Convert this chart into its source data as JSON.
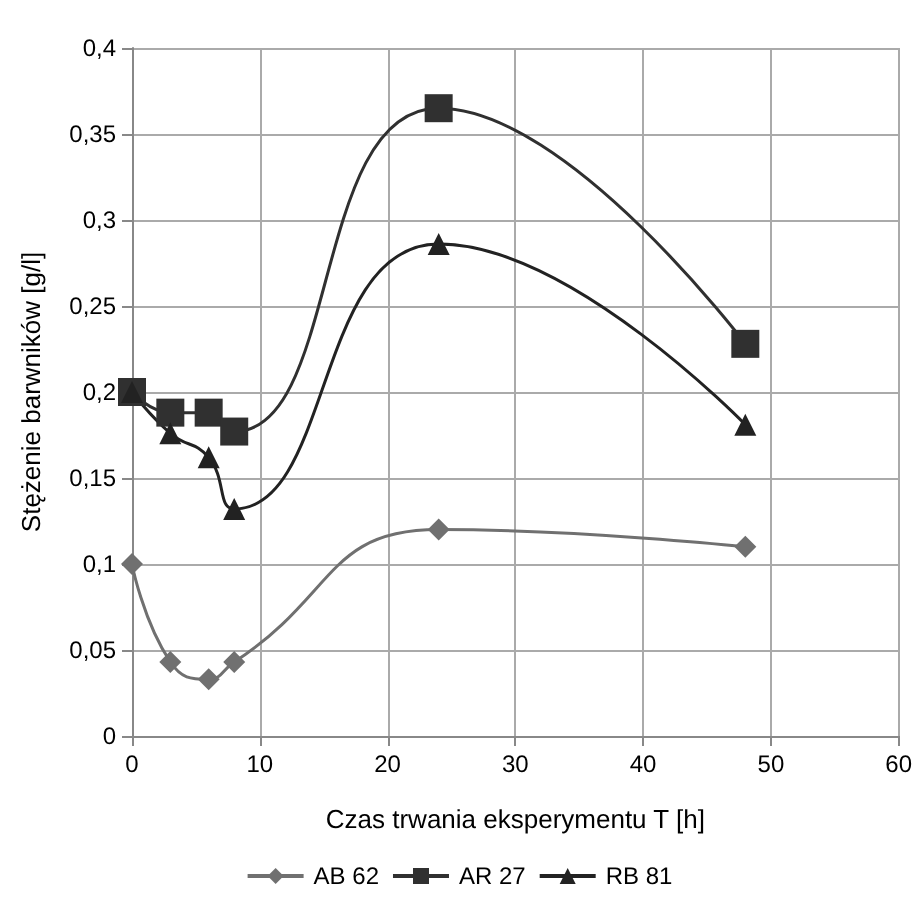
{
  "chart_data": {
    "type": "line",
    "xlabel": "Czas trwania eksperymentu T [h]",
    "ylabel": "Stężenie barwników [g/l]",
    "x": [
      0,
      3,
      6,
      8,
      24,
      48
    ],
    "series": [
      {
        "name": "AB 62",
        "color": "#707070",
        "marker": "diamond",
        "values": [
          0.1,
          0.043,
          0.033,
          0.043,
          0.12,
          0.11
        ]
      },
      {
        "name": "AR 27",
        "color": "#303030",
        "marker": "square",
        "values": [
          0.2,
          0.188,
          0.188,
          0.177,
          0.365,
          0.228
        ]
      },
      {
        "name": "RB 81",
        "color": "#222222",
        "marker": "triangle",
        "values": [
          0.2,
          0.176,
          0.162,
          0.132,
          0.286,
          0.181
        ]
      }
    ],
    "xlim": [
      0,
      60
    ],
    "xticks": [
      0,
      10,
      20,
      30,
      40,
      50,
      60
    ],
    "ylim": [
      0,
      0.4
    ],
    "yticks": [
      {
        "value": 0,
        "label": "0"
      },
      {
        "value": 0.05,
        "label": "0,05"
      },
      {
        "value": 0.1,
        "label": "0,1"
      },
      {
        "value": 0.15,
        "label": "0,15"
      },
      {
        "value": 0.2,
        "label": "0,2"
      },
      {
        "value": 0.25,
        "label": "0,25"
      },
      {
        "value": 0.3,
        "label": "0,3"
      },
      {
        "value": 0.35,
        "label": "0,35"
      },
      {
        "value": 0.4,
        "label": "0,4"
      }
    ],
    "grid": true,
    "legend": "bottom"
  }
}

****************

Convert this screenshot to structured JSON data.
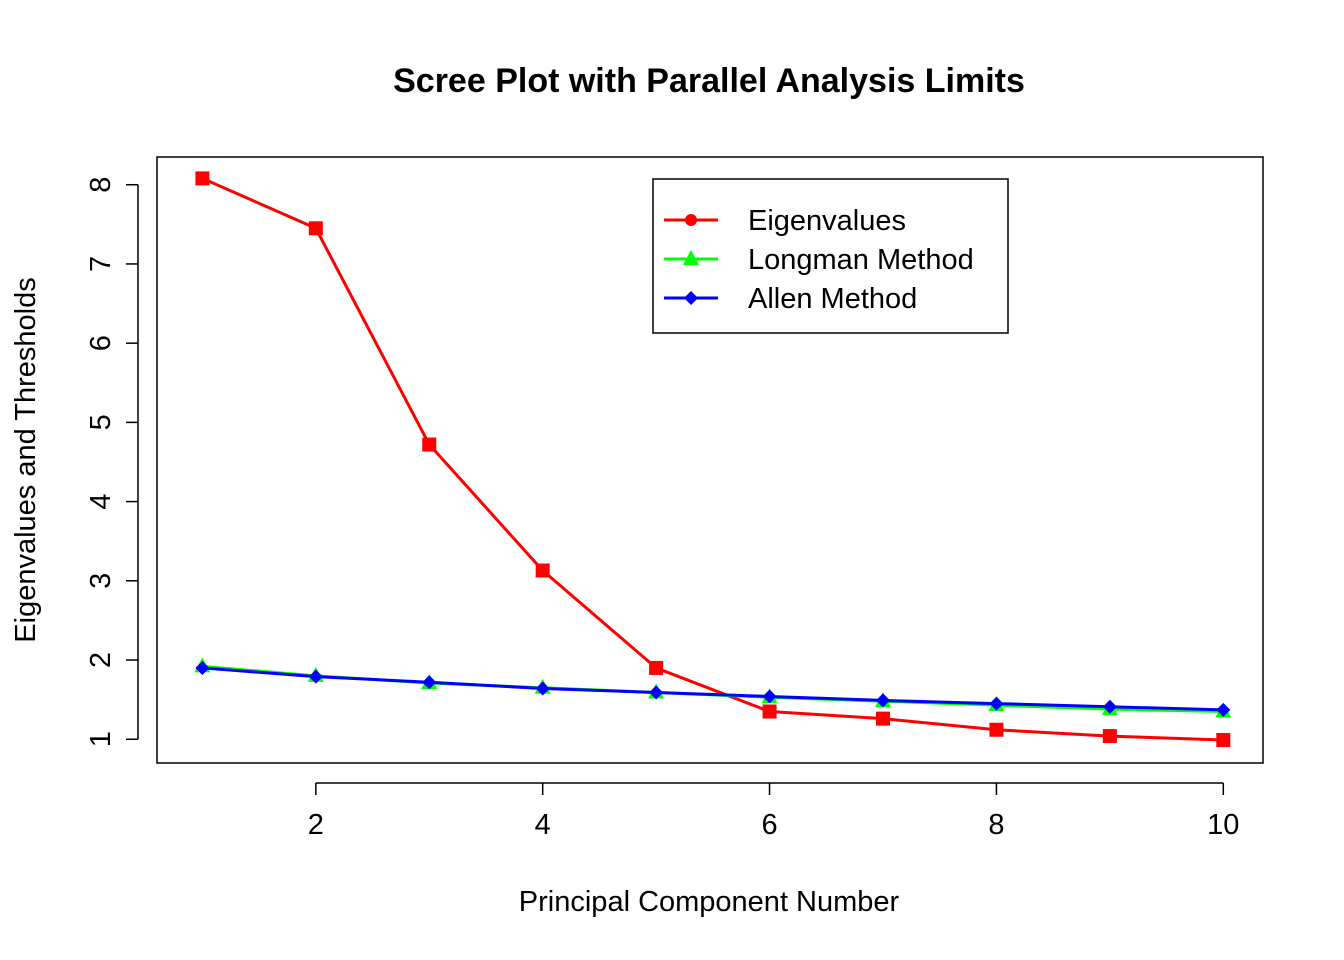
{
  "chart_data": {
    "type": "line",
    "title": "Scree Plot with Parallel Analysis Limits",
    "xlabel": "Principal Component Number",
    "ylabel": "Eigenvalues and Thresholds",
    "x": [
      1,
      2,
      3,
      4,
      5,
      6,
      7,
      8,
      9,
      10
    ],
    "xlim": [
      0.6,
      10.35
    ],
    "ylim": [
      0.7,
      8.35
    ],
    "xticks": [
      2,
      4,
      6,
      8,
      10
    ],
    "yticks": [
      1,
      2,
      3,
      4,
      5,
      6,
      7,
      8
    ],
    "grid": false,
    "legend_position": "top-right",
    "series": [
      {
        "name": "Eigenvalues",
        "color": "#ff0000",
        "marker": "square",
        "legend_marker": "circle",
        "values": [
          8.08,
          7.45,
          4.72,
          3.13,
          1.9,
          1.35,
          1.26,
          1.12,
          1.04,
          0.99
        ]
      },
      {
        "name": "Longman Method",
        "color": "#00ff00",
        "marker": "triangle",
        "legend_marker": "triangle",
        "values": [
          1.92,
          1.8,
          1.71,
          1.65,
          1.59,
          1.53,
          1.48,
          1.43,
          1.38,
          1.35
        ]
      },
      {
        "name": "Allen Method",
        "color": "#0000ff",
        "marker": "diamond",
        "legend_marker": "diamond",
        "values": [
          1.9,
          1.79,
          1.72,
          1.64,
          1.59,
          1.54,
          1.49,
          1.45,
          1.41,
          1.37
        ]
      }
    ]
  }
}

****************

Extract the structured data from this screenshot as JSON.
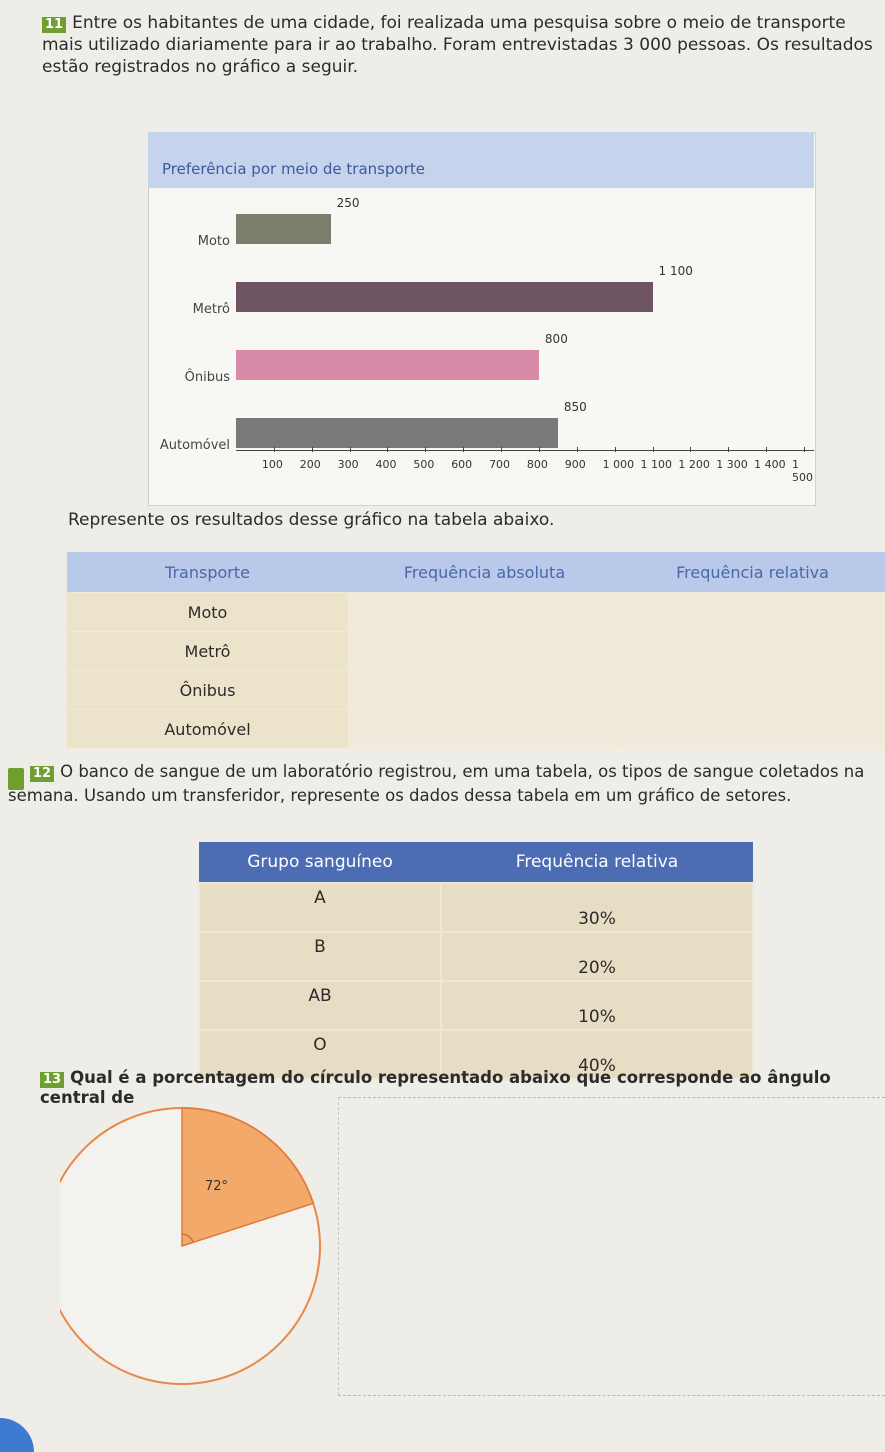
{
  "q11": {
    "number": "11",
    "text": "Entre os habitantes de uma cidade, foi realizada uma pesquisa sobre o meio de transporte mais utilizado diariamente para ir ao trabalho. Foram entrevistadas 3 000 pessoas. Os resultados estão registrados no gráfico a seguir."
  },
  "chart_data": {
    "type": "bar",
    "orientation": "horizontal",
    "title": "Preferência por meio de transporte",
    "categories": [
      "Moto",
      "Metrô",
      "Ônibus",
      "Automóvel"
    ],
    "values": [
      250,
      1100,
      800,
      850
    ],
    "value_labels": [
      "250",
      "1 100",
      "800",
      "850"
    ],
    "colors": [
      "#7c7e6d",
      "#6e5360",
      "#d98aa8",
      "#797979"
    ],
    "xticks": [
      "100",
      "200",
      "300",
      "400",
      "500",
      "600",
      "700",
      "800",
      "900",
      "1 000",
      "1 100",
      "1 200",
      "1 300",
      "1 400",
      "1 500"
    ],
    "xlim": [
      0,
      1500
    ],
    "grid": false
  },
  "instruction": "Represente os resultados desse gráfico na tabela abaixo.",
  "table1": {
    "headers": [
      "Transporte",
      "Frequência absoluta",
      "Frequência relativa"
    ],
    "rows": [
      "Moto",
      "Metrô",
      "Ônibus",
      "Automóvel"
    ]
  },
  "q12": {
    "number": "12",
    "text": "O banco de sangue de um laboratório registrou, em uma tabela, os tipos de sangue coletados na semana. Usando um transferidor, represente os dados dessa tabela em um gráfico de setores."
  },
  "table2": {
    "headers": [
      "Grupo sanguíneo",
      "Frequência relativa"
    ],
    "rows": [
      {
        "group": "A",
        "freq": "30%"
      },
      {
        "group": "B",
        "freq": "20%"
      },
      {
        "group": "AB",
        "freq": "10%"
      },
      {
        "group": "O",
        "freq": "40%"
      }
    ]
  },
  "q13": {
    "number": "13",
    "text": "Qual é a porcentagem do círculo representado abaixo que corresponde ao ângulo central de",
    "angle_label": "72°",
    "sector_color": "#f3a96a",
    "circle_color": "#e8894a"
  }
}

****************

**TASK DIRECTIONS:**
Copy out every line in the entries above that holds "structured".

**RESPONSE TO THIS TASK:**
Convert this screenshot to structured JSON data.
Extract the structured data from this screenshot as JSON.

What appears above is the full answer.